**WRITTEN PROBLEM:** Pull out every line below containing the word "Fonctionnement".

**AVAILABLE DATA:**
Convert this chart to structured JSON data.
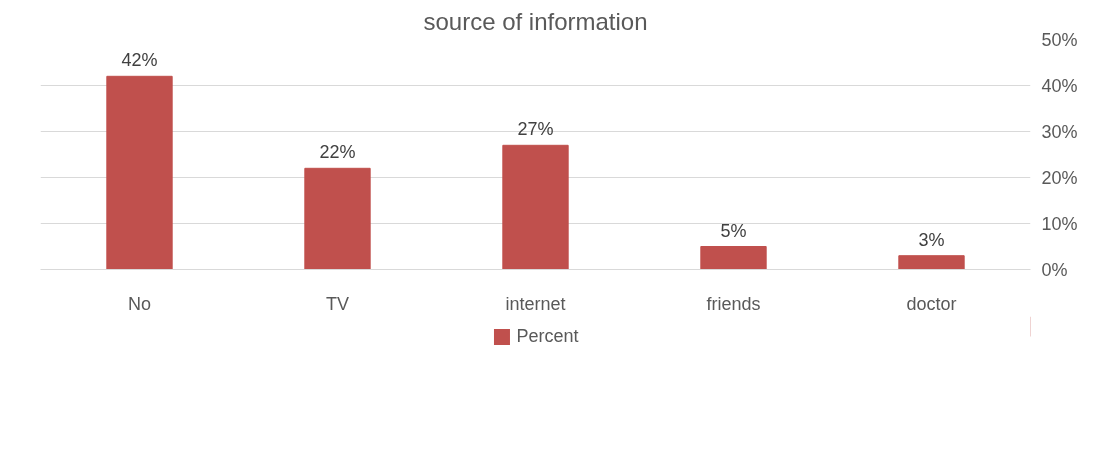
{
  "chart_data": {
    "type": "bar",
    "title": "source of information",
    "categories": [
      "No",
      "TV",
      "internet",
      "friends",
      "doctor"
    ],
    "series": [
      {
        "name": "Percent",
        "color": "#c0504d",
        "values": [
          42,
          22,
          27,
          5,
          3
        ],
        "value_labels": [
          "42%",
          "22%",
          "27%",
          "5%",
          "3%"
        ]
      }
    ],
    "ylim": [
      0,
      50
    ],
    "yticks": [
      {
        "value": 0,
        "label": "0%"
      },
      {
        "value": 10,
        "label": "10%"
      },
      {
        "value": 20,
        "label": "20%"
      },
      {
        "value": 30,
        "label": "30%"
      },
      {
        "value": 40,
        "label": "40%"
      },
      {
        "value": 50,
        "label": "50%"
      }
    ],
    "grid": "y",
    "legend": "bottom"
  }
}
...
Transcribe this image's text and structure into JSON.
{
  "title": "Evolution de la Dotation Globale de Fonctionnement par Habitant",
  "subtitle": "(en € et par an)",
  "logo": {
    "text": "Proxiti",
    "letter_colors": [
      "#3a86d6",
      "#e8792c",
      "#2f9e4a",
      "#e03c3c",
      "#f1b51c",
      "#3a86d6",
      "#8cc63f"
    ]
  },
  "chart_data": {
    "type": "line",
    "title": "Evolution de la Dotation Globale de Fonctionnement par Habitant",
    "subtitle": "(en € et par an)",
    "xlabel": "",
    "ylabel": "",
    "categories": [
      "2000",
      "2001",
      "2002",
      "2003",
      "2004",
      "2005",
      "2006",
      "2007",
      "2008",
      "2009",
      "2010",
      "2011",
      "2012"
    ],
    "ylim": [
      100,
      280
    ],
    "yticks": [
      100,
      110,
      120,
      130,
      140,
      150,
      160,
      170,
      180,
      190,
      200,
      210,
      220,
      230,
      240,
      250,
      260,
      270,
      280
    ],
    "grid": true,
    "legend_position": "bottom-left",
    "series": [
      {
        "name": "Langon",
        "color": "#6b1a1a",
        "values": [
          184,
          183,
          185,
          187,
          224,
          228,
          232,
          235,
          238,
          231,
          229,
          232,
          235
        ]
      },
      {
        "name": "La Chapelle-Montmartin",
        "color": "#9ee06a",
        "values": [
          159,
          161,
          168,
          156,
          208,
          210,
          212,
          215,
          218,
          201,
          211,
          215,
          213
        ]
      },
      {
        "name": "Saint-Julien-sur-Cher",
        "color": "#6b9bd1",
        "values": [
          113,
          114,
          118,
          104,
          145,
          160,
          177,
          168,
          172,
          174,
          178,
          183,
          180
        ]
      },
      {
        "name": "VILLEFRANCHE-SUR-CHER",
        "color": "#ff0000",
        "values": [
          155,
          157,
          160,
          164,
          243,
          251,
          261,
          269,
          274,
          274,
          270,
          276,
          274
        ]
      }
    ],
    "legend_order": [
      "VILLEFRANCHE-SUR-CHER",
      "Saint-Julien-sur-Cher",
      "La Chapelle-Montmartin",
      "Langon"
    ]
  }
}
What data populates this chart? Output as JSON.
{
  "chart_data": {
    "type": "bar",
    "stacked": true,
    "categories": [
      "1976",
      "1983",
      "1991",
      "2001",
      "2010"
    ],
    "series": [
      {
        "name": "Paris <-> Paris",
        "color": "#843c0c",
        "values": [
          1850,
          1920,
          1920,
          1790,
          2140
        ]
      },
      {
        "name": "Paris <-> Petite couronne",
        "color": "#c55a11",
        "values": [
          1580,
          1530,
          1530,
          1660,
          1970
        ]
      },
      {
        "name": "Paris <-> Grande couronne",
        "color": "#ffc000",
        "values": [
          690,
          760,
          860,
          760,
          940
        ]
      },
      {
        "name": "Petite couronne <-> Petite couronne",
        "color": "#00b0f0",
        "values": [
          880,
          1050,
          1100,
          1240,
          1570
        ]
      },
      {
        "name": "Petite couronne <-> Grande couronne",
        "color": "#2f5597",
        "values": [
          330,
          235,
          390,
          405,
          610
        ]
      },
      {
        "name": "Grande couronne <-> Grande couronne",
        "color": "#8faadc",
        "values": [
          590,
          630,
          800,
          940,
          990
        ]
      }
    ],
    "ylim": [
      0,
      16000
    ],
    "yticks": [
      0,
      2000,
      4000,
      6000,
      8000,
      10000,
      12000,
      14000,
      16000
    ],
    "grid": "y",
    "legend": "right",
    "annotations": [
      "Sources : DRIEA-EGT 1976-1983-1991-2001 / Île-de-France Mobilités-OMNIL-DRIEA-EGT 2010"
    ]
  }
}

**WRITTEN SOLUTION:**
  "title": "Evolution de la Dotation Globale de Fonctionnement par Habitant",
    "title": "Evolution de la Dotation Globale de Fonctionnement par Habitant",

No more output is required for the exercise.